**Task to carry out**
Skip the pictures. Reproduce all other material exactly.

**A run of records**
-=-=-=-=-
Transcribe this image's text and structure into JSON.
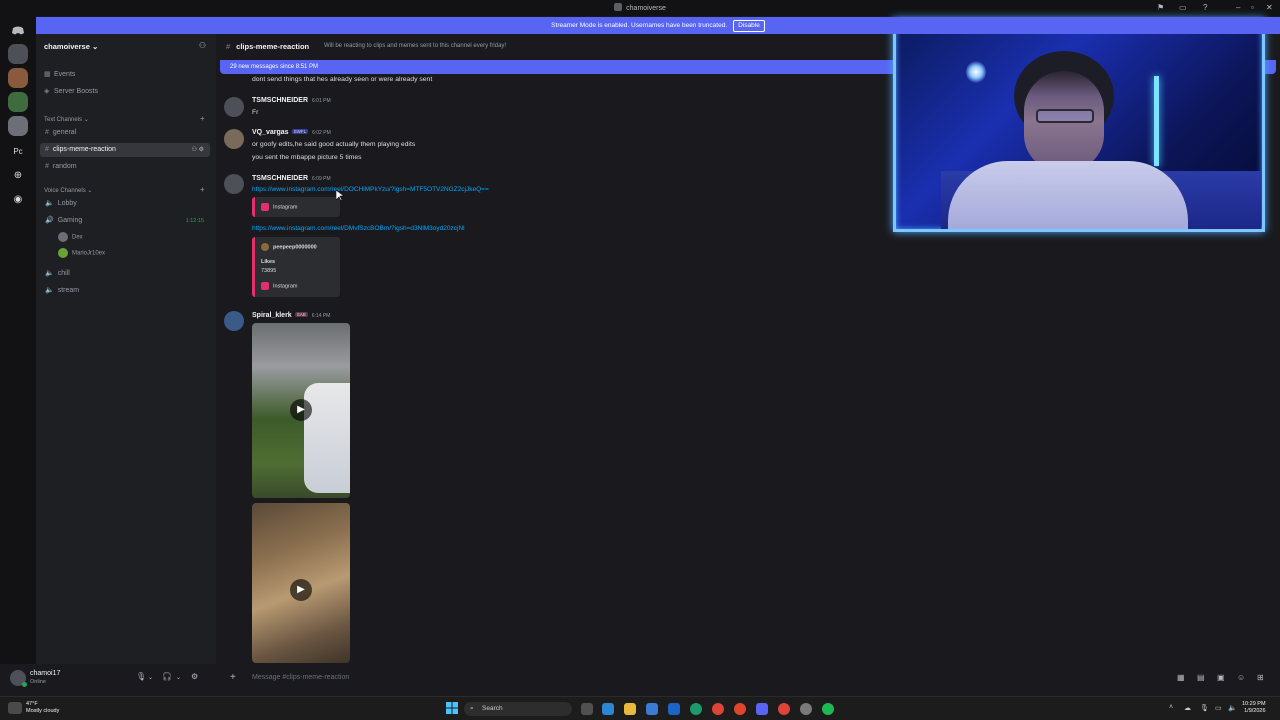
{
  "window": {
    "title": "chamoiverse"
  },
  "banner": {
    "text": "Streamer Mode is enabled. Usernames have been truncated.",
    "disable_label": "Disable"
  },
  "guilds": {
    "items": [
      "Pc"
    ]
  },
  "sidebar": {
    "server_name": "chamoiverse ⌄",
    "top_items": [
      "Events",
      "Server Boosts"
    ],
    "text_category": "Text Channels ⌄",
    "text_channels": [
      "general",
      "clips-meme-reaction",
      "random"
    ],
    "voice_category": "Voice Channels ⌄",
    "voice_channels": [
      "Lobby",
      "Gaming",
      "chill",
      "stream"
    ],
    "gaming_timer": "1:12:15",
    "voice_users": [
      "Dex",
      "MarioJr10ex"
    ]
  },
  "user_panel": {
    "name": "chamoi17",
    "status": "Online"
  },
  "channel": {
    "name": "clips-meme-reaction",
    "topic": "Will be reacting to clips and memes sent to this channel every friday!",
    "new_messages": "29 new messages since 8:51 PM"
  },
  "messages": {
    "m0_text": "dont send things that hes already seen or were already sent",
    "m1_author": "TSMSCHNEIDER",
    "m1_time": "6:01 PM",
    "m1_text": "Fr",
    "m2_author": "VQ_vargas",
    "m2_tag": "SWFL",
    "m2_time": "6:02 PM",
    "m2_text1": "or goofy edits,he said good actually them playing edits",
    "m2_text2": "you sent the mbappe picture 5 times",
    "m3_author": "TSMSCHNEIDER",
    "m3_time": "6:09 PM",
    "m3_link1": "https://www.instagram.com/reel/DOCHiMPkYzu/?igsh=MTF5OTV2NGZ2cjJkeQ==",
    "m3_embed1": "Instagram",
    "m3_link2": "https://www.instagram.com/reel/DMvfSzcBOBm/?igsh=d3NlM3oyd20zcjNl",
    "m3_embed2_author": "peepeep0000000",
    "m3_embed2_likes_label": "Likes",
    "m3_embed2_likes": "73895",
    "m3_embed2_footer": "Instagram",
    "m4_author": "Spiral_klerk",
    "m4_tag": "SAB",
    "m4_time": "6:14 PM"
  },
  "composer": {
    "placeholder": "Message #clips-meme-reaction"
  },
  "taskbar": {
    "temp": "47°F",
    "weather": "Mostly cloudy",
    "search": "Search",
    "time": "10:29 PM",
    "date": "1/9/2026"
  },
  "colors": {
    "accent": "#5865f2",
    "online": "#23a55a",
    "link": "#00a8fc",
    "instagram": "#e1306c"
  },
  "icons": [
    "discord-icon",
    "hash-icon",
    "speaker-icon",
    "add-member-icon",
    "settings-icon",
    "mic-icon",
    "headphones-icon",
    "play-icon",
    "windows-start-icon",
    "search-icon",
    "spotify-icon"
  ]
}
-=-=-=-=-
**Expected answer**
Transcribe this image's text and structure into JSON.
{
  "window": {
    "title": "chamoiverse"
  },
  "banner": {
    "text": "Streamer Mode is enabled. Usernames have been truncated.",
    "disable_label": "Disable"
  },
  "guilds": {
    "items": [
      "Pc"
    ]
  },
  "sidebar": {
    "server_name": "chamoiverse ⌄",
    "top_items": [
      "Events",
      "Server Boosts"
    ],
    "text_category": "Text Channels ⌄",
    "text_channels": [
      "general",
      "clips-meme-reaction",
      "random"
    ],
    "voice_category": "Voice Channels ⌄",
    "voice_channels": [
      "Lobby",
      "Gaming",
      "chill",
      "stream"
    ],
    "gaming_timer": "1:12:15",
    "voice_users": [
      "Dex",
      "MarioJr10ex"
    ]
  },
  "user_panel": {
    "name": "chamoi17",
    "status": "Online"
  },
  "channel": {
    "name": "clips-meme-reaction",
    "topic": "Will be reacting to clips and memes sent to this channel every friday!",
    "new_messages": "29 new messages since 8:51 PM"
  },
  "messages": {
    "m0_text": "dont send things that hes already seen or were already sent",
    "m1_author": "TSMSCHNEIDER",
    "m1_time": "6:01 PM",
    "m1_text": "Fr",
    "m2_author": "VQ_vargas",
    "m2_tag": "SWFL",
    "m2_time": "6:02 PM",
    "m2_text1": "or goofy edits,he said good actually them playing edits",
    "m2_text2": "you sent the mbappe picture 5 times",
    "m3_author": "TSMSCHNEIDER",
    "m3_time": "6:09 PM",
    "m3_link1": "https://www.instagram.com/reel/DOCHiMPkYzu/?igsh=MTF5OTV2NGZ2cjJkeQ==",
    "m3_embed1": "Instagram",
    "m3_link2": "https://www.instagram.com/reel/DMvfSzcBOBm/?igsh=d3NlM3oyd20zcjNl",
    "m3_embed2_author": "peepeep0000000",
    "m3_embed2_likes_label": "Likes",
    "m3_embed2_likes": "73895",
    "m3_embed2_footer": "Instagram",
    "m4_author": "Spiral_klerk",
    "m4_tag": "SAB",
    "m4_time": "6:14 PM"
  },
  "composer": {
    "placeholder": "Message #clips-meme-reaction"
  },
  "taskbar": {
    "temp": "47°F",
    "weather": "Mostly cloudy",
    "search": "Search",
    "time": "10:29 PM",
    "date": "1/9/2026"
  },
  "colors": {
    "accent": "#5865f2",
    "online": "#23a55a",
    "link": "#00a8fc",
    "instagram": "#e1306c"
  },
  "icons": [
    "discord-icon",
    "hash-icon",
    "speaker-icon",
    "add-member-icon",
    "settings-icon",
    "mic-icon",
    "headphones-icon",
    "play-icon",
    "windows-start-icon",
    "search-icon",
    "spotify-icon"
  ]
}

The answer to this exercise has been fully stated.